* _Exercise inputs_:
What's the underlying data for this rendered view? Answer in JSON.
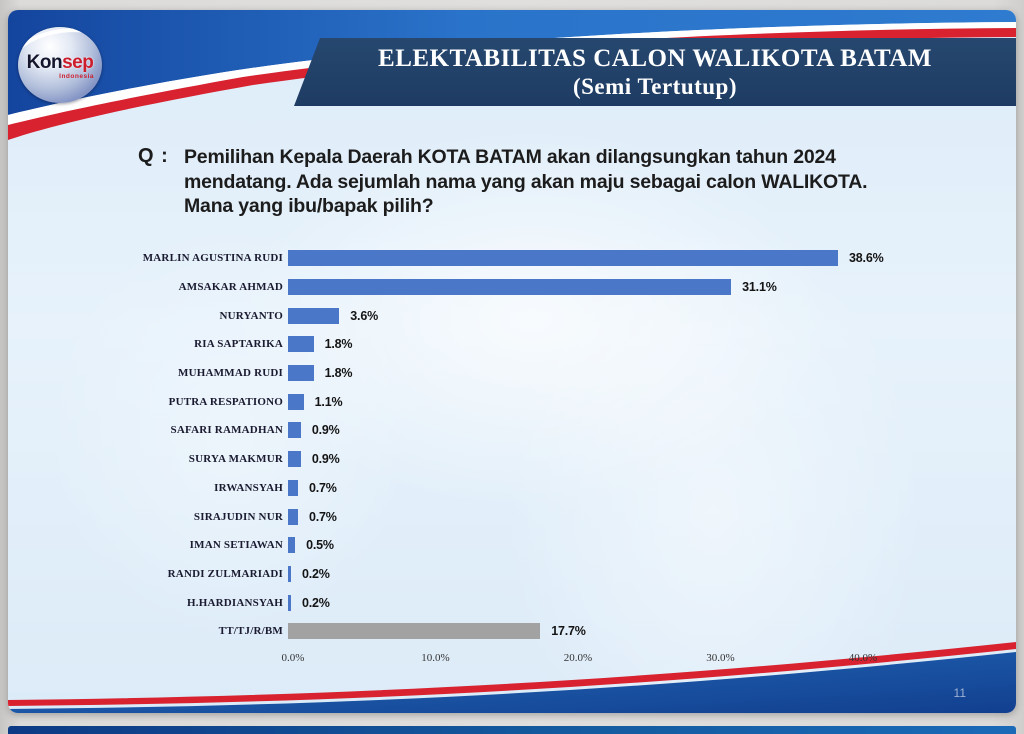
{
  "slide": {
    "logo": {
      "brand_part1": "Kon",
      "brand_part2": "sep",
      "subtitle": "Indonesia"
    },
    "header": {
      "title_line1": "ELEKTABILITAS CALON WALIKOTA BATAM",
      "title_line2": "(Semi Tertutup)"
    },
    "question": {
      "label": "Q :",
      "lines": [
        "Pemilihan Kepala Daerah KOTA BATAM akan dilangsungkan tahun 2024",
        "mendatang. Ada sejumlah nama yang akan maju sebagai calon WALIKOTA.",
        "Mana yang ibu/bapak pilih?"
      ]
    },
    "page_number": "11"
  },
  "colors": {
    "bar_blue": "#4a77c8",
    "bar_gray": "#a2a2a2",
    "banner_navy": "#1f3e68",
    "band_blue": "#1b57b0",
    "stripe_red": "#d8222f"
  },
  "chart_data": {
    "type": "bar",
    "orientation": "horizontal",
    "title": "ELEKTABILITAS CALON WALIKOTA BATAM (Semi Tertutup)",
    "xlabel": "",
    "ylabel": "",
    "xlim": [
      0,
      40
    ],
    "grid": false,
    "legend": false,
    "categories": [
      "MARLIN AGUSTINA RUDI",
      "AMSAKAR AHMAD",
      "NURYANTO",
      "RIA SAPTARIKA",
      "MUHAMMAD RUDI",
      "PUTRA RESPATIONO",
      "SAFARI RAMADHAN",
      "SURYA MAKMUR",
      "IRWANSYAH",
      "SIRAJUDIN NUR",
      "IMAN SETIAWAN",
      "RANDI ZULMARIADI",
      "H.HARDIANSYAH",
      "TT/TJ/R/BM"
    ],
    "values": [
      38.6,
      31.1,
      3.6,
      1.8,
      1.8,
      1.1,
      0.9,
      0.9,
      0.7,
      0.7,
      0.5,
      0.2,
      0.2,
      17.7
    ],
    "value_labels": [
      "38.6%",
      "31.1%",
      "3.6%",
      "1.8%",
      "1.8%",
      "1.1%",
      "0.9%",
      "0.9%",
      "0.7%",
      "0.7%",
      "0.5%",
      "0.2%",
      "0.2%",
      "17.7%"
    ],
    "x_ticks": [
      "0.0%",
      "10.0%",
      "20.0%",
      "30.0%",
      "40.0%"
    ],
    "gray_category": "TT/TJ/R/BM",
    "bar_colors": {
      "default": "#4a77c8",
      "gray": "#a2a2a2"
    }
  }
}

* _Task statement_: The records above must be echoed exactly, minus their pictures.

* _Solved problem_:
What's the underlying data for this rendered view? Answer in JSON.
{
  "slide": {
    "logo": {
      "brand_part1": "Kon",
      "brand_part2": "sep",
      "subtitle": "Indonesia"
    },
    "header": {
      "title_line1": "ELEKTABILITAS CALON WALIKOTA BATAM",
      "title_line2": "(Semi Tertutup)"
    },
    "question": {
      "label": "Q :",
      "lines": [
        "Pemilihan Kepala Daerah KOTA BATAM akan dilangsungkan tahun 2024",
        "mendatang. Ada sejumlah nama yang akan maju sebagai calon WALIKOTA.",
        "Mana yang ibu/bapak pilih?"
      ]
    },
    "page_number": "11"
  },
  "colors": {
    "bar_blue": "#4a77c8",
    "bar_gray": "#a2a2a2",
    "banner_navy": "#1f3e68",
    "band_blue": "#1b57b0",
    "stripe_red": "#d8222f"
  },
  "chart_data": {
    "type": "bar",
    "orientation": "horizontal",
    "title": "ELEKTABILITAS CALON WALIKOTA BATAM (Semi Tertutup)",
    "xlabel": "",
    "ylabel": "",
    "xlim": [
      0,
      40
    ],
    "grid": false,
    "legend": false,
    "categories": [
      "MARLIN AGUSTINA RUDI",
      "AMSAKAR AHMAD",
      "NURYANTO",
      "RIA SAPTARIKA",
      "MUHAMMAD RUDI",
      "PUTRA RESPATIONO",
      "SAFARI RAMADHAN",
      "SURYA MAKMUR",
      "IRWANSYAH",
      "SIRAJUDIN NUR",
      "IMAN SETIAWAN",
      "RANDI ZULMARIADI",
      "H.HARDIANSYAH",
      "TT/TJ/R/BM"
    ],
    "values": [
      38.6,
      31.1,
      3.6,
      1.8,
      1.8,
      1.1,
      0.9,
      0.9,
      0.7,
      0.7,
      0.5,
      0.2,
      0.2,
      17.7
    ],
    "value_labels": [
      "38.6%",
      "31.1%",
      "3.6%",
      "1.8%",
      "1.8%",
      "1.1%",
      "0.9%",
      "0.9%",
      "0.7%",
      "0.7%",
      "0.5%",
      "0.2%",
      "0.2%",
      "17.7%"
    ],
    "x_ticks": [
      "0.0%",
      "10.0%",
      "20.0%",
      "30.0%",
      "40.0%"
    ],
    "gray_category": "TT/TJ/R/BM",
    "bar_colors": {
      "default": "#4a77c8",
      "gray": "#a2a2a2"
    }
  }
}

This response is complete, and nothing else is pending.